**Stated task:** Return every record exactly as written.

**Data extracted from a collection:**
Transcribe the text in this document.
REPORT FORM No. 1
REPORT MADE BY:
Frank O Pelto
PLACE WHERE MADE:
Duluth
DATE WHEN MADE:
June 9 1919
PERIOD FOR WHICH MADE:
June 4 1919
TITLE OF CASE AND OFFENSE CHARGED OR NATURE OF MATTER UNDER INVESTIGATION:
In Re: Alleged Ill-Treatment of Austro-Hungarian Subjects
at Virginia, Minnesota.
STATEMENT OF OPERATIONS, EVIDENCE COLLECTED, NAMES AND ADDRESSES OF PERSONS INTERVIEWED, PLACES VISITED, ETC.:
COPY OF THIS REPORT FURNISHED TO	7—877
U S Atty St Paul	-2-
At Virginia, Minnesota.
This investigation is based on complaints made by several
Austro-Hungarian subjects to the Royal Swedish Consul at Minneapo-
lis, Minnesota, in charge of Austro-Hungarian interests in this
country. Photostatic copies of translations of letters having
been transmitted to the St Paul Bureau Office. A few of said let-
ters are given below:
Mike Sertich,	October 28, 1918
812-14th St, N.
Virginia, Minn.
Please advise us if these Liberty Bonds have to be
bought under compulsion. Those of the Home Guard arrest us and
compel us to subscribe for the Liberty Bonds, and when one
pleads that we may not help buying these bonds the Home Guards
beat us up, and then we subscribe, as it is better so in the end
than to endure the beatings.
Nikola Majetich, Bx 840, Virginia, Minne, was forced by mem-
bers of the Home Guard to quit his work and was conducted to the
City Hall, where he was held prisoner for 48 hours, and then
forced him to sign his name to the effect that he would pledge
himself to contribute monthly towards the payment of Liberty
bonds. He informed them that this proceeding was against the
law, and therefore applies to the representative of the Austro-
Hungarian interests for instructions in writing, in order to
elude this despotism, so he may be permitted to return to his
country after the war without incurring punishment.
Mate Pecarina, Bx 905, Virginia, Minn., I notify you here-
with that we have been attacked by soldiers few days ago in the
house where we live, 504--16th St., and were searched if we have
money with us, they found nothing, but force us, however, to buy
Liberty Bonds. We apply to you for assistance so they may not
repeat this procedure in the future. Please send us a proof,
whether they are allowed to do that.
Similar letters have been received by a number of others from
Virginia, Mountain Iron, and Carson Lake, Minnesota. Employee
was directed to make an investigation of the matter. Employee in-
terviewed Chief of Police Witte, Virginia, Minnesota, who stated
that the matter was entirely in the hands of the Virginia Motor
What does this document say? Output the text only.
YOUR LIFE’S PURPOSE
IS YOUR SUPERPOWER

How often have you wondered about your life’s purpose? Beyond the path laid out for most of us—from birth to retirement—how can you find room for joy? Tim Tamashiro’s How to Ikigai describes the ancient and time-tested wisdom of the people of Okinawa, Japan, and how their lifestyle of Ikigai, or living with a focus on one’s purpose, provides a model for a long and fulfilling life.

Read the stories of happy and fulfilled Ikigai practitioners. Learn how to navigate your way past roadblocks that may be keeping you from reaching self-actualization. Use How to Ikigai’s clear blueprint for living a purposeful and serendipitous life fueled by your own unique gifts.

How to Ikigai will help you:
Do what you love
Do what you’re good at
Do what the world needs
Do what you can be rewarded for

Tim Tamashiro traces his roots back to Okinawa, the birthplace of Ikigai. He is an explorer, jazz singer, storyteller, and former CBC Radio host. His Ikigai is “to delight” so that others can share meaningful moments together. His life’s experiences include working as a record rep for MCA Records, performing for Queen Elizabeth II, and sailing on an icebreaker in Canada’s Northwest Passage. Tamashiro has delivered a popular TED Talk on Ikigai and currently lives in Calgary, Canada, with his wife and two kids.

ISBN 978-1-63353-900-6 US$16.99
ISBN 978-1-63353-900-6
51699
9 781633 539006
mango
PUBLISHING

**Full answer:**
Transcribe the text in this document.
REPORT FORM No. 1
REPORT MADE BY:
Frank O Pelto
PLACE WHERE MADE:
Duluth
DATE WHEN MADE:
June 9 1919
PERIOD FOR WHICH MADE:
June 4 1919
TITLE OF CASE AND OFFENSE CHARGED OR NATURE OF MATTER UNDER INVESTIGATION:
In Re: Alleged Ill-Treatment of Austro-Hungarian Subjects
at Virginia, Minnesota.
STATEMENT OF OPERATIONS, EVIDENCE COLLECTED, NAMES AND ADDRESSES OF PERSONS INTERVIEWED, PLACES VISITED, ETC.:
COPY OF THIS REPORT FURNISHED TO	7—877
U S Atty St Paul	-2-
At Virginia, Minnesota.
This investigation is based on complaints made by several
Austro-Hungarian subjects to the Royal Swedish Consul at Minneapo-
lis, Minnesota, in charge of Austro-Hungarian interests in this
country. Photostatic copies of translations of letters having
been transmitted to the St Paul Bureau Office. A few of said let-
ters are given below:
Mike Sertich,	October 28, 1918
812-14th St, N.
Virginia, Minn.
Please advise us if these Liberty Bonds have to be
bought under compulsion. Those of the Home Guard arrest us and
compel us to subscribe for the Liberty Bonds, and when one
pleads that we may not help buying these bonds the Home Guards
beat us up, and then we subscribe, as it is better so in the end
than to endure the beatings.
Nikola Majetich, Bx 840, Virginia, Minne, was forced by mem-
bers of the Home Guard to quit his work and was conducted to the
City Hall, where he was held prisoner for 48 hours, and then
forced him to sign his name to the effect that he would pledge
himself to contribute monthly towards the payment of Liberty
bonds. He informed them that this proceeding was against the
law, and therefore applies to the representative of the Austro-
Hungarian interests for instructions in writing, in order to
elude this despotism, so he may be permitted to return to his
country after the war without incurring punishment.
Mate Pecarina, Bx 905, Virginia, Minn., I notify you here-
with that we have been attacked by soldiers few days ago in the
house where we live, 504--16th St., and were searched if we have
money with us, they found nothing, but force us, however, to buy
Liberty Bonds. We apply to you for assistance so they may not
repeat this procedure in the future. Please send us a proof,
whether they are allowed to do that.
Similar letters have been received by a number of others from
Virginia, Mountain Iron, and Carson Lake, Minnesota. Employee
was directed to make an investigation of the matter. Employee in-
terviewed Chief of Police Witte, Virginia, Minnesota, who stated
that the matter was entirely in the hands of the Virginia Motor
What does this document say? Output the text only.
YOUR LIFE’S PURPOSE
IS YOUR SUPERPOWER

How often have you wondered about your life’s purpose? Beyond the path laid out for most of us—from birth to retirement—how can you find room for joy? Tim Tamashiro’s How to Ikigai describes the ancient and time-tested wisdom of the people of Okinawa, Japan, and how their lifestyle of Ikigai, or living with a focus on one’s purpose, provides a model for a long and fulfilling life.

Read the stories of happy and fulfilled Ikigai practitioners. Learn how to navigate your way past roadblocks that may be keeping you from reaching self-actualization. Use How to Ikigai’s clear blueprint for living a purposeful and serendipitous life fueled by your own unique gifts.

How to Ikigai will help you:
Do what you love
Do what you’re good at
Do what the world needs
Do what you can be rewarded for

Tim Tamashiro traces his roots back to Okinawa, the birthplace of Ikigai. He is an explorer, jazz singer, storyteller, and former CBC Radio host. His Ikigai is “to delight” so that others can share meaningful moments together. His life’s experiences include working as a record rep for MCA Records, performing for Queen Elizabeth II, and sailing on an icebreaker in Canada’s Northwest Passage. Tamashiro has delivered a popular TED Talk on Ikigai and currently lives in Calgary, Canada, with his wife and two kids.

ISBN 978-1-63353-900-6 US$16.99
ISBN 978-1-63353-900-6
51699
9 781633 539006
mango
PUBLISHING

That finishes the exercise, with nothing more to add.